**Given task**
Looking at the listing, state how many of its lines contain the string "Precipitation". Write only the number.

**Records for this task**
· · · · ·
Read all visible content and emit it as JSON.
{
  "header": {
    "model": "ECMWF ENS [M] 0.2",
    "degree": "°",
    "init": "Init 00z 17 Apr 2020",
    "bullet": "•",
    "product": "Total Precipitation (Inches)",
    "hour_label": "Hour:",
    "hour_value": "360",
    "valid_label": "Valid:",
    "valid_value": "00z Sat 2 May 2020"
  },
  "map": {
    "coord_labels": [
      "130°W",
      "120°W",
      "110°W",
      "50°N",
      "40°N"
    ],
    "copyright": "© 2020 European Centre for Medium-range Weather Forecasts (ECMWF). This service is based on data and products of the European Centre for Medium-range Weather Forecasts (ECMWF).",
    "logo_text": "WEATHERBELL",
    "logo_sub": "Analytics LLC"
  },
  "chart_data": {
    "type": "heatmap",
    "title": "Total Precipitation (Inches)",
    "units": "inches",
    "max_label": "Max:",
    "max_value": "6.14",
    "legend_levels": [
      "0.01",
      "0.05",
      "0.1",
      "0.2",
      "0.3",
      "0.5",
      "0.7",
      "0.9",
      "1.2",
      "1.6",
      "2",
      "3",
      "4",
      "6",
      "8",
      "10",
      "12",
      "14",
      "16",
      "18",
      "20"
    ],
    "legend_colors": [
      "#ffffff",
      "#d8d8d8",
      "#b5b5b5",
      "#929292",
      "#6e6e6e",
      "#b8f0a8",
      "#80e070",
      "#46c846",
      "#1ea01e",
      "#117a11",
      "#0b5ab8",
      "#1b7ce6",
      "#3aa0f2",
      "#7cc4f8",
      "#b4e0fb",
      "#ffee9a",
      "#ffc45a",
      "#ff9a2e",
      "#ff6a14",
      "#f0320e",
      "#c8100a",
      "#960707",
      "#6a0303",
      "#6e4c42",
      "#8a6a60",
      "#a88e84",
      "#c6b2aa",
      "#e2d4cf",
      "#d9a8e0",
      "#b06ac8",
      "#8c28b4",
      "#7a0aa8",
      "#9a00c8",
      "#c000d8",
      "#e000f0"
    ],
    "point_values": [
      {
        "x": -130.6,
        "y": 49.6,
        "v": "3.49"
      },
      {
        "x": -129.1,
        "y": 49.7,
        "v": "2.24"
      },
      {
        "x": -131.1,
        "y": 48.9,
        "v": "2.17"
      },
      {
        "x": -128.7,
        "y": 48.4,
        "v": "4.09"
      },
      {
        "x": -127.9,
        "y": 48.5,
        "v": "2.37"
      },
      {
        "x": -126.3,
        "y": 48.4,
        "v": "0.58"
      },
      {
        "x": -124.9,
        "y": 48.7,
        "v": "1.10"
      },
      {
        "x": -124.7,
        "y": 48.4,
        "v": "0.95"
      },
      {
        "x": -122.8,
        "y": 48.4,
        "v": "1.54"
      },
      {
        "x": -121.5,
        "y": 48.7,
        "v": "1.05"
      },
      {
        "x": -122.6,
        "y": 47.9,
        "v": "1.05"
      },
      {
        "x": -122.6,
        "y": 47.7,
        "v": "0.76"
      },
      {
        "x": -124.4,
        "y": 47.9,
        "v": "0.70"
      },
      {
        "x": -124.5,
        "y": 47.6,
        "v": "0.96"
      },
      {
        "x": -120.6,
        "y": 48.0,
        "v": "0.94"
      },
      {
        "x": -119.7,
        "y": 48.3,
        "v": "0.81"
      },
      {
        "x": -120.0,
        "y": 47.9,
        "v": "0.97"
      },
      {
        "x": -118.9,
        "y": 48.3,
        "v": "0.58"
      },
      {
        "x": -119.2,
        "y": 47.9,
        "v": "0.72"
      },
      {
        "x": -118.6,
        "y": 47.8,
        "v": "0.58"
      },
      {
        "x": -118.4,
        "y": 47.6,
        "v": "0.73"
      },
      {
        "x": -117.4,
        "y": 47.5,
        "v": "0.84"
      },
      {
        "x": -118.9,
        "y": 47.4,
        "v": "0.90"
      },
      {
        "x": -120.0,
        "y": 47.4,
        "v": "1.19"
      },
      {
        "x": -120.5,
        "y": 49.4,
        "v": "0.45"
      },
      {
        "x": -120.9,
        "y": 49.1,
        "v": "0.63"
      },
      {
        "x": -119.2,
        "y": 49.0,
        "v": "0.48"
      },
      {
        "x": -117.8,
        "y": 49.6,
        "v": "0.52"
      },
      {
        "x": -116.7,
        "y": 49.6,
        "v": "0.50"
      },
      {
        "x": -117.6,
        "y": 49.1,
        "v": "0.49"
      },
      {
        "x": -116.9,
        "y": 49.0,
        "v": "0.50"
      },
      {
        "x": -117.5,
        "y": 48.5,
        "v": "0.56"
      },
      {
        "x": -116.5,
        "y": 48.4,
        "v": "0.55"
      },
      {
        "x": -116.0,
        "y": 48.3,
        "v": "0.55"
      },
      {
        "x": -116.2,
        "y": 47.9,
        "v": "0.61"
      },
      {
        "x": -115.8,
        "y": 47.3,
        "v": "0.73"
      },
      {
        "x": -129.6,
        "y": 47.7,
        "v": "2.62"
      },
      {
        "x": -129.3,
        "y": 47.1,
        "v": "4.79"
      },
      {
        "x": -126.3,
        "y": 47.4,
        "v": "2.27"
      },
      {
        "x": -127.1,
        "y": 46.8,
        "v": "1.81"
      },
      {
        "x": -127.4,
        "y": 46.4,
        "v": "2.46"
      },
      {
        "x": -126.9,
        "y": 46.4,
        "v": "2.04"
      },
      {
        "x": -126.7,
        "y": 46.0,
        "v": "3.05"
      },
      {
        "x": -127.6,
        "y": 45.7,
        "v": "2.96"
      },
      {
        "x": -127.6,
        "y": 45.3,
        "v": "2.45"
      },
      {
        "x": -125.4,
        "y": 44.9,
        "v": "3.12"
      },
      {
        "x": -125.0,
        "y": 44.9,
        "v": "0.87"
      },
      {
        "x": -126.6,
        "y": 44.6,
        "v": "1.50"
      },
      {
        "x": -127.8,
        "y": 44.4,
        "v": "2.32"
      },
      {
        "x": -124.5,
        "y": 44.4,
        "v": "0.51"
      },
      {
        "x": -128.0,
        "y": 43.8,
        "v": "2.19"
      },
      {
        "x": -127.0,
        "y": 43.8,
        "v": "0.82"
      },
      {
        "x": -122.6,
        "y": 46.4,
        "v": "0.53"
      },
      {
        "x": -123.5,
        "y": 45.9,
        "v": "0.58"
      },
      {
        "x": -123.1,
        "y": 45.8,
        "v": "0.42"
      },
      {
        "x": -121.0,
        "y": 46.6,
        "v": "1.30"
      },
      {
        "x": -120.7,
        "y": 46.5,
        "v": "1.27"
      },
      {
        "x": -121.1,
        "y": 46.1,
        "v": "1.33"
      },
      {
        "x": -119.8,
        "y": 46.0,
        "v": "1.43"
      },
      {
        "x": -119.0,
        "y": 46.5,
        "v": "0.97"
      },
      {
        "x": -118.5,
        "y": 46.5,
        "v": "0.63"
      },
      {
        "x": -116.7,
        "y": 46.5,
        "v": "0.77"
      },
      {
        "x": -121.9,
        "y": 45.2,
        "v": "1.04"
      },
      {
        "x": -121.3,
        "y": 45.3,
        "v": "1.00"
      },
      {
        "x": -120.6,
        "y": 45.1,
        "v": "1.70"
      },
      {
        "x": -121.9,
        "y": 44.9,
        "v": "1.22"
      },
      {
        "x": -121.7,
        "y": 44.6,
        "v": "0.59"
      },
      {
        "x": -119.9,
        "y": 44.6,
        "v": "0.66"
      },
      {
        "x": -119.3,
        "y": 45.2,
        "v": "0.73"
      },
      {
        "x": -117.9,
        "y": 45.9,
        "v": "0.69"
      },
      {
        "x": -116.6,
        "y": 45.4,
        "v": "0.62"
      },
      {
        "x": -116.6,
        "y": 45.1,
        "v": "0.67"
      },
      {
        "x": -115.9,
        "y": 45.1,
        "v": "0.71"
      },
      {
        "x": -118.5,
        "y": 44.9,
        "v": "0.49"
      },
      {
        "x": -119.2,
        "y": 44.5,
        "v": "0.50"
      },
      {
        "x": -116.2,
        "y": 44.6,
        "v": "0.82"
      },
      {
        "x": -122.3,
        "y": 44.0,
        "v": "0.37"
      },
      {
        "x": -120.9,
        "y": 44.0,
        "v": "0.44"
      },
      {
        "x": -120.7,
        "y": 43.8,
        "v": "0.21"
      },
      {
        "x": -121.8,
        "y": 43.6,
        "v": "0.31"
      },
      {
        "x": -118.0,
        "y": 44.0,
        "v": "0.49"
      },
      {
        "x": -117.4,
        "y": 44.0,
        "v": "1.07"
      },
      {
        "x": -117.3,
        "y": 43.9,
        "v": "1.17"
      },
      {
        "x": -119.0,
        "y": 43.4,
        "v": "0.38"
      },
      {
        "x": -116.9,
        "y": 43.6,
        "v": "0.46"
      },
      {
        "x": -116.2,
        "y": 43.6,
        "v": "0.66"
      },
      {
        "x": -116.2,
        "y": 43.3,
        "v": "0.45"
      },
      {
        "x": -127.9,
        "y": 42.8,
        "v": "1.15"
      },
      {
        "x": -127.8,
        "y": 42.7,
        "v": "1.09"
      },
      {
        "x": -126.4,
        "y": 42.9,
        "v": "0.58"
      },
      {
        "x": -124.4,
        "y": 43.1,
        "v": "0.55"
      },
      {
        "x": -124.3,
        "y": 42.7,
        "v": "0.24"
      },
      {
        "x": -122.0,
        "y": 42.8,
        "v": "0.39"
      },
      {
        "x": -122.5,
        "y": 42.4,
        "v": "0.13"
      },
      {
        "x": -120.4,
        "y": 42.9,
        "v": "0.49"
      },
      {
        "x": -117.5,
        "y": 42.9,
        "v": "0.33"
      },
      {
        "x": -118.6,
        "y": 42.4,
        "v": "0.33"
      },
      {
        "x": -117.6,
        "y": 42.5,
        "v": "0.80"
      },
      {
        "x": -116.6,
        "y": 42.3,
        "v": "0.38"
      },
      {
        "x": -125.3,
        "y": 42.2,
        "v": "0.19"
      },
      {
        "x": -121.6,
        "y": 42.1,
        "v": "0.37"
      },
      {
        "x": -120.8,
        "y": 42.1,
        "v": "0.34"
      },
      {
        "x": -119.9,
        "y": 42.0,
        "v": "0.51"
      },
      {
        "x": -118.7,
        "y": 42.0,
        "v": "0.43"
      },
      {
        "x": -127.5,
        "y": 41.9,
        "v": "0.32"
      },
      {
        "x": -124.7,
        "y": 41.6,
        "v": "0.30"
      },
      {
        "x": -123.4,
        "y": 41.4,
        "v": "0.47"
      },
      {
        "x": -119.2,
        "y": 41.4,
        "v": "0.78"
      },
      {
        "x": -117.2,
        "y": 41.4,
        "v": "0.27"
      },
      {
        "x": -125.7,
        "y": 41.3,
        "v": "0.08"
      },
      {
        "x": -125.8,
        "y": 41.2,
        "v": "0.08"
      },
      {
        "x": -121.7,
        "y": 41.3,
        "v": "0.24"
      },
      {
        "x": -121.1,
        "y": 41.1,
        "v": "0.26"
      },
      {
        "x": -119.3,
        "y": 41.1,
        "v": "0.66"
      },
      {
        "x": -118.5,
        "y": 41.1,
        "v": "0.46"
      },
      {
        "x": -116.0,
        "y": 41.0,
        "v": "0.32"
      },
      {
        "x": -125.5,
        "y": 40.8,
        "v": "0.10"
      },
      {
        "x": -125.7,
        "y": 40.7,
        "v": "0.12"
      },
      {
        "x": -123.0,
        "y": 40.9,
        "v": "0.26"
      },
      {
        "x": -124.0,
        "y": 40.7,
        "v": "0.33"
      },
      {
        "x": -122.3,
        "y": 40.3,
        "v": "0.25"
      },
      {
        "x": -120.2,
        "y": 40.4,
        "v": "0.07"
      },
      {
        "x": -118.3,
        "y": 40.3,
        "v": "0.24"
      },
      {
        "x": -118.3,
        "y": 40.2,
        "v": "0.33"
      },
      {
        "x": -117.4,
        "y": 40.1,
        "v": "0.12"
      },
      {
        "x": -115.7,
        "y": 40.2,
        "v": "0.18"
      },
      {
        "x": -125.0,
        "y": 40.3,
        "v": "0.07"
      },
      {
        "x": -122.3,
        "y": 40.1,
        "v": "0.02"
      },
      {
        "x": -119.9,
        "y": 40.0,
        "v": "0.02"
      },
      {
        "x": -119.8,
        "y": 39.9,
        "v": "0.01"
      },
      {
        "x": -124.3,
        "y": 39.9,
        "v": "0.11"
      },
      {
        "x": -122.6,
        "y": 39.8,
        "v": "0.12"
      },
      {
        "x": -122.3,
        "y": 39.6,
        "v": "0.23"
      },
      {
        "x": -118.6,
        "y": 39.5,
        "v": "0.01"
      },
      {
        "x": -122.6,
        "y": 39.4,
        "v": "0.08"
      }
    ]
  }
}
· · · · ·
**The output**
2